• **Consigna dada**:
Por favor, enumera cada fila de abajo que contenga la palabra "adjustment" y cópiala entera. Se distinguen mayúsculas y minúsculas.

• **Datos del ejercicio**:
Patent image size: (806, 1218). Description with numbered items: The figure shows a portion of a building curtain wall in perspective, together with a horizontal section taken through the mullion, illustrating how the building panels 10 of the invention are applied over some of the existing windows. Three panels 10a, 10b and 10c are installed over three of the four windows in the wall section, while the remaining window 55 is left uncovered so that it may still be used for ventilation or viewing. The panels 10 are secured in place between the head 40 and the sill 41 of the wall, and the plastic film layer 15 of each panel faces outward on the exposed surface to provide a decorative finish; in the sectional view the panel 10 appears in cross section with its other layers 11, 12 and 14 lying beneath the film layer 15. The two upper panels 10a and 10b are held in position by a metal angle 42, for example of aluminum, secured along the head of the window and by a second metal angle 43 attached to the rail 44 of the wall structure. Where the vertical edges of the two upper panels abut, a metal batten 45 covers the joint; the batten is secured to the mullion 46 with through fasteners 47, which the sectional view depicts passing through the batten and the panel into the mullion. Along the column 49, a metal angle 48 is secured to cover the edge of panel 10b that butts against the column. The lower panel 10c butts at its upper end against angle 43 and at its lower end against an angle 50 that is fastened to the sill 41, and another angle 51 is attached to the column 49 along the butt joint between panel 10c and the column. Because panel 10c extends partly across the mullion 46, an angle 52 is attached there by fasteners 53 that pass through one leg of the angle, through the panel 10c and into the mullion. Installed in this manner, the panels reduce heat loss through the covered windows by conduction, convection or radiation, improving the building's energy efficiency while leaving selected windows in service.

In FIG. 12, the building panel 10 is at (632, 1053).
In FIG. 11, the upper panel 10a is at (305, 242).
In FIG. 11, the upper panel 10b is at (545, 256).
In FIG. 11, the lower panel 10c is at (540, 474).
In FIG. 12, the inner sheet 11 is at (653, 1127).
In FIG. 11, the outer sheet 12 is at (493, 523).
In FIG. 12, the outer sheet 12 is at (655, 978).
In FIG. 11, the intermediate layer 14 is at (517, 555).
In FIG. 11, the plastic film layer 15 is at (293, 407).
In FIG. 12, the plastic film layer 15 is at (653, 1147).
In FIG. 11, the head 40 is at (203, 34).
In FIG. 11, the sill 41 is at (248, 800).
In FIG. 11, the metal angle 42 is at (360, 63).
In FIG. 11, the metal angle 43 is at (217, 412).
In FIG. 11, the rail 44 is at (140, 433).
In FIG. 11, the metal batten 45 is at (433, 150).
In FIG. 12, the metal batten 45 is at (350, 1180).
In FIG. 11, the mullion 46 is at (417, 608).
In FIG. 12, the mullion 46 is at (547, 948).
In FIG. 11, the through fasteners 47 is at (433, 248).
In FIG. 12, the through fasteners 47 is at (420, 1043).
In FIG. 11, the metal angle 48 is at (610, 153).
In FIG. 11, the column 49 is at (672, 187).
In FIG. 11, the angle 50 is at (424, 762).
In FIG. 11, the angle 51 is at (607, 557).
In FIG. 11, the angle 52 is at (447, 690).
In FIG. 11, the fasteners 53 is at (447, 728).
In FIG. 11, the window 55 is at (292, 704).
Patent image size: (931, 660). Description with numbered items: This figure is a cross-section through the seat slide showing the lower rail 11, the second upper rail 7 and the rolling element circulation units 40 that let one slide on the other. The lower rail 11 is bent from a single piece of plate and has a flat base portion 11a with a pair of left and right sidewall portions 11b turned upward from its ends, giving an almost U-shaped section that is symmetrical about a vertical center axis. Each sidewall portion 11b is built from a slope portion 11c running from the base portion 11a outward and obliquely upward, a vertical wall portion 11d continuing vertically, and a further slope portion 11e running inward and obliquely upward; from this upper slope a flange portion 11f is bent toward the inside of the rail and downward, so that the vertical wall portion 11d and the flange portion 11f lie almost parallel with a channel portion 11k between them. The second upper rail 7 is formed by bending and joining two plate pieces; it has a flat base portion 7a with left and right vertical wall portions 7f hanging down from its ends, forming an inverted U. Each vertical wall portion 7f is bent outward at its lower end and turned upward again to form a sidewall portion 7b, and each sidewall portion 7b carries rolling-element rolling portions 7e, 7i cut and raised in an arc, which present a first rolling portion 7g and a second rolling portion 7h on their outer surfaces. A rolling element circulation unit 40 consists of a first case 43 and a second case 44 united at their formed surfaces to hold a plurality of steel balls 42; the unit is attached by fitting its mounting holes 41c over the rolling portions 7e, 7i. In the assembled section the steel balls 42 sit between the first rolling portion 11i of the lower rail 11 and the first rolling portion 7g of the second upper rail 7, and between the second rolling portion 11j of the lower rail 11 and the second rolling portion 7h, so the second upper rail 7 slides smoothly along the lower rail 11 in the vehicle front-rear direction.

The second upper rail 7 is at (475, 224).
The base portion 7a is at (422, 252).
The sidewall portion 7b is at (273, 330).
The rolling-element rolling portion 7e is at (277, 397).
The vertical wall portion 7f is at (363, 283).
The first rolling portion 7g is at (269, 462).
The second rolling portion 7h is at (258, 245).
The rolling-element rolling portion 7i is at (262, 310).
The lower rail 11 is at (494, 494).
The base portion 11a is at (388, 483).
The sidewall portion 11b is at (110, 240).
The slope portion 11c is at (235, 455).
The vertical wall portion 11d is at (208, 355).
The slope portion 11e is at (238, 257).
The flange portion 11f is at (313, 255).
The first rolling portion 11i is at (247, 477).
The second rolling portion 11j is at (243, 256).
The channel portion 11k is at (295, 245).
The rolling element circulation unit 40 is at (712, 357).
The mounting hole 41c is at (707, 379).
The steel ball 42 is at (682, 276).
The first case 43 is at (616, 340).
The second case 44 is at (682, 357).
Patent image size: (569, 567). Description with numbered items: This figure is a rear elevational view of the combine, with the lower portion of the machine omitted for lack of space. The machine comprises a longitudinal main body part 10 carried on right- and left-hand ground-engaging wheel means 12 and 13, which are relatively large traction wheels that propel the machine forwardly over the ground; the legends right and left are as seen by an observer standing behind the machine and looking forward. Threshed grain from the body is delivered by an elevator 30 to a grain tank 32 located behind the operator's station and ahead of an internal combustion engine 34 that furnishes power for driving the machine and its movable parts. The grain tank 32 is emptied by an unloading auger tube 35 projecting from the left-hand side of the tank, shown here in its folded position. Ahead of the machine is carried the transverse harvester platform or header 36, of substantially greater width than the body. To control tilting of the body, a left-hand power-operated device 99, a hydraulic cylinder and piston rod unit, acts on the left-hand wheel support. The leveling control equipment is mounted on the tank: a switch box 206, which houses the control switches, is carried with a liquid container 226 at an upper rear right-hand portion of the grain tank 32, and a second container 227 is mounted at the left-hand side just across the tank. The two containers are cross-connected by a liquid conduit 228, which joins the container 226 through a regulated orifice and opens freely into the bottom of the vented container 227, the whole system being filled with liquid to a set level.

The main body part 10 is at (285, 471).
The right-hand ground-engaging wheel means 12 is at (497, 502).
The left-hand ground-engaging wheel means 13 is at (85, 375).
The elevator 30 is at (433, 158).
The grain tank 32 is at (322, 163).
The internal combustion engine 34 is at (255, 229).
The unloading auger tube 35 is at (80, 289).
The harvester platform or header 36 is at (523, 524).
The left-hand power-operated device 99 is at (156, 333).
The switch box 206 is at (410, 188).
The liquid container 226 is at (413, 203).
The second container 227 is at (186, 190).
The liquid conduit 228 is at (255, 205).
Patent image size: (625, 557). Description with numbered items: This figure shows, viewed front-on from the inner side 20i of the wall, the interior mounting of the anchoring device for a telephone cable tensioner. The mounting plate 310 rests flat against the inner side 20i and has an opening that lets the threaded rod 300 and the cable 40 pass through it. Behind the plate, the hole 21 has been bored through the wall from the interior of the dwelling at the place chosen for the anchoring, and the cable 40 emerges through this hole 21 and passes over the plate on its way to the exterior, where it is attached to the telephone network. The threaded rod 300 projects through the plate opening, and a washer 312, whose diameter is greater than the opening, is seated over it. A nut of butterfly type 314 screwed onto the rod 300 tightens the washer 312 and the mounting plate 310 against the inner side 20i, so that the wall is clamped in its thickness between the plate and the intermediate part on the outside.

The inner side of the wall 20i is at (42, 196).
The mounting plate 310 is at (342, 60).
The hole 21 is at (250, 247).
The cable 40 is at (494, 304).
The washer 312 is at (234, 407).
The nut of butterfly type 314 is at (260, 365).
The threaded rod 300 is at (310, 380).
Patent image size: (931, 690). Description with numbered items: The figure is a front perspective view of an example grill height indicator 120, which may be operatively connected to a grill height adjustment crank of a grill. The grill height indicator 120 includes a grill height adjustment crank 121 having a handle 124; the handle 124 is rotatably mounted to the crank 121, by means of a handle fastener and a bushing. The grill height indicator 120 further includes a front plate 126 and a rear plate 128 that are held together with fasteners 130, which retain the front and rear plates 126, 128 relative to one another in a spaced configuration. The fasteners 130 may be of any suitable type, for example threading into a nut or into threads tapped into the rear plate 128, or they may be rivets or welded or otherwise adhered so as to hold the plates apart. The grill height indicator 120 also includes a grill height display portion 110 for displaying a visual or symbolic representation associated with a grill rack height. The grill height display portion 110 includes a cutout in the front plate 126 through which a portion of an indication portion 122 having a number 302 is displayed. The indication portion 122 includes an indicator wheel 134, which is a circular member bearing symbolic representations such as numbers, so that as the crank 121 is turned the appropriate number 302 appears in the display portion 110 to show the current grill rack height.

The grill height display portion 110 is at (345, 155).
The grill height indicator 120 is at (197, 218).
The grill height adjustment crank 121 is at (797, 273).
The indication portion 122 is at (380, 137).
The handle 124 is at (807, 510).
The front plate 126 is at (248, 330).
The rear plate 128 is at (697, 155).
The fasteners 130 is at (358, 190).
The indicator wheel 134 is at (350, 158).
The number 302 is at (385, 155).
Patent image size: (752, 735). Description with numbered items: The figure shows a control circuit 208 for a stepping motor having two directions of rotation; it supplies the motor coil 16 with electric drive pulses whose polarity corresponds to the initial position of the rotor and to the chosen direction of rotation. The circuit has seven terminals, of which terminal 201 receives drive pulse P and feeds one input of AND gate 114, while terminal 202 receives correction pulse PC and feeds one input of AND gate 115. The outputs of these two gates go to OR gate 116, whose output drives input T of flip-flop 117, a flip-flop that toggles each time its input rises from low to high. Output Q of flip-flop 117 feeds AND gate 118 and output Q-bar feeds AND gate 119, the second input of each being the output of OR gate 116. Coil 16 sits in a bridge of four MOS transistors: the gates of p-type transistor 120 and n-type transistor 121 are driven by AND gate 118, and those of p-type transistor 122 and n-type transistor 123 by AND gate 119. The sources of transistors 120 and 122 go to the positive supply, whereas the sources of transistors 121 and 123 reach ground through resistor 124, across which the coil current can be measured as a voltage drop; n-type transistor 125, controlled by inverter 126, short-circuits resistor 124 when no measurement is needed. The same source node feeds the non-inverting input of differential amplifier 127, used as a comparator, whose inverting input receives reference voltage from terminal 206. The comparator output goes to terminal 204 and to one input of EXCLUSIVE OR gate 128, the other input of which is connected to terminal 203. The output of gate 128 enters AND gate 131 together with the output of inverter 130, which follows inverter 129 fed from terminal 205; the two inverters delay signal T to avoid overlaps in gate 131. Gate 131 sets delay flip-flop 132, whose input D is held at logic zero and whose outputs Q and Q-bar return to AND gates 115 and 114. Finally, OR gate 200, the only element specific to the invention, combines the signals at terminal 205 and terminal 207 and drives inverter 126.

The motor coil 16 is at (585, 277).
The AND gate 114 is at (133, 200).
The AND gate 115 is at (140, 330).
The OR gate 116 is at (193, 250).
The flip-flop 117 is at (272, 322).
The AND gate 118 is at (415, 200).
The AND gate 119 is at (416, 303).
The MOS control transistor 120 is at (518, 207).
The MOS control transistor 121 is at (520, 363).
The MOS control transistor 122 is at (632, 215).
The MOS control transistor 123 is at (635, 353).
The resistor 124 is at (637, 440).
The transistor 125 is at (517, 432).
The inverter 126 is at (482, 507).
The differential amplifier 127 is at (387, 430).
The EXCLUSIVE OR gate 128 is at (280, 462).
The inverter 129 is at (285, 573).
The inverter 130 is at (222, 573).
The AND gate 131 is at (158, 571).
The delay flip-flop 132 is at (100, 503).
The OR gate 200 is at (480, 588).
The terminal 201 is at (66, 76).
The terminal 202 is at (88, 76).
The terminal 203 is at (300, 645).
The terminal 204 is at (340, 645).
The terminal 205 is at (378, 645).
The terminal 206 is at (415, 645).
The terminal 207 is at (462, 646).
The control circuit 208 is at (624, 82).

• **Resultado del ejercicio**:
Patent image size: (931, 690). Description with numbered items: The figure is a front perspective view of an example grill height indicator 120, which may be operatively connected to a grill height adjustment crank of a grill. The grill height indicator 120 includes a grill height adjustment crank 121 having a handle 124; the handle 124 is rotatably mounted to the crank 121, by means of a handle fastener and a bushing. The grill height indicator 120 further includes a front plate 126 and a rear plate 128 that are held together with fasteners 130, which retain the front and rear plates 126, 128 relative to one another in a spaced configuration. The fasteners 130 may be of any suitable type, for example threading into a nut or into threads tapped into the rear plate 128, or they may be rivets or welded or otherwise adhered so as to hold the plates apart. The grill height indicator 120 also includes a grill height display portion 110 for displaying a visual or symbolic representation associated with a grill rack height. The grill height display portion 110 includes a cutout in the front plate 126 through which a portion of an indication portion 122 having a number 302 is displayed. The indication portion 122 includes an indicator wheel 134, which is a circular member bearing symbolic representations such as numbers, so that as the crank 121 is turned the appropriate number 302 appears in the display portion 110 to show the current grill rack height.
The grill height adjustment crank 121 is at (797, 273).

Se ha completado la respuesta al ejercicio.